[Stored data]
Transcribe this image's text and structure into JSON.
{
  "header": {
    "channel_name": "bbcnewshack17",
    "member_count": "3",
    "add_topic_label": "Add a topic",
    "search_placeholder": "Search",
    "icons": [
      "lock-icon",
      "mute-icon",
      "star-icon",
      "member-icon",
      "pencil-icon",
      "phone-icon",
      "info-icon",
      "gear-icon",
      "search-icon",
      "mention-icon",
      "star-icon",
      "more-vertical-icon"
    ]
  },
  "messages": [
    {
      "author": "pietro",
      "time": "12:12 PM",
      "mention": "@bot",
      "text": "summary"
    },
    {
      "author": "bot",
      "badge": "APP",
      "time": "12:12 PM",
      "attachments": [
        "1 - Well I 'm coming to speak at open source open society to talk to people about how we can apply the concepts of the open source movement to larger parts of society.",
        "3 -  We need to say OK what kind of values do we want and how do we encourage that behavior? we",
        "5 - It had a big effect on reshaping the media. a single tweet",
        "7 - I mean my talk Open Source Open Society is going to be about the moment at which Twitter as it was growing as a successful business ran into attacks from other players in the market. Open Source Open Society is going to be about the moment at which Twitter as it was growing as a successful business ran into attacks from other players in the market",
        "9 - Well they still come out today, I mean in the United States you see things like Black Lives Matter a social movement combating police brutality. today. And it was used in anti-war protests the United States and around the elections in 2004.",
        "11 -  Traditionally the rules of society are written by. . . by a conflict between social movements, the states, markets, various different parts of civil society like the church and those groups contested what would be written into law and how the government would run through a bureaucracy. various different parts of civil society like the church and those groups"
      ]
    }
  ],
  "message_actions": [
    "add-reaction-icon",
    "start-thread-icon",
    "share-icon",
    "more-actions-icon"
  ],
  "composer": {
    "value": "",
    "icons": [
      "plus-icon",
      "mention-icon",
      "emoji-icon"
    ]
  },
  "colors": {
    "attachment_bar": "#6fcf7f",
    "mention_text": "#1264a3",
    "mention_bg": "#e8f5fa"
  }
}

> **PROBLEM DETAILS**: All of the records must be repeated exactly.

> **REPLY TO THE TASK**:
Transcribe this image's text and structure into JSON.
{
  "header": {
    "channel_name": "bbcnewshack17",
    "member_count": "3",
    "add_topic_label": "Add a topic",
    "search_placeholder": "Search",
    "icons": [
      "lock-icon",
      "mute-icon",
      "star-icon",
      "member-icon",
      "pencil-icon",
      "phone-icon",
      "info-icon",
      "gear-icon",
      "search-icon",
      "mention-icon",
      "star-icon",
      "more-vertical-icon"
    ]
  },
  "messages": [
    {
      "author": "pietro",
      "time": "12:12 PM",
      "mention": "@bot",
      "text": "summary"
    },
    {
      "author": "bot",
      "badge": "APP",
      "time": "12:12 PM",
      "attachments": [
        "1 - Well I 'm coming to speak at open source open society to talk to people about how we can apply the concepts of the open source movement to larger parts of society.",
        "3 -  We need to say OK what kind of values do we want and how do we encourage that behavior? we",
        "5 - It had a big effect on reshaping the media. a single tweet",
        "7 - I mean my talk Open Source Open Society is going to be about the moment at which Twitter as it was growing as a successful business ran into attacks from other players in the market. Open Source Open Society is going to be about the moment at which Twitter as it was growing as a successful business ran into attacks from other players in the market",
        "9 - Well they still come out today, I mean in the United States you see things like Black Lives Matter a social movement combating police brutality. today. And it was used in anti-war protests the United States and around the elections in 2004.",
        "11 -  Traditionally the rules of society are written by. . . by a conflict between social movements, the states, markets, various different parts of civil society like the church and those groups contested what would be written into law and how the government would run through a bureaucracy. various different parts of civil society like the church and those groups"
      ]
    }
  ],
  "message_actions": [
    "add-reaction-icon",
    "start-thread-icon",
    "share-icon",
    "more-actions-icon"
  ],
  "composer": {
    "value": "",
    "icons": [
      "plus-icon",
      "mention-icon",
      "emoji-icon"
    ]
  },
  "colors": {
    "attachment_bar": "#6fcf7f",
    "mention_text": "#1264a3",
    "mention_bg": "#e8f5fa"
  }
}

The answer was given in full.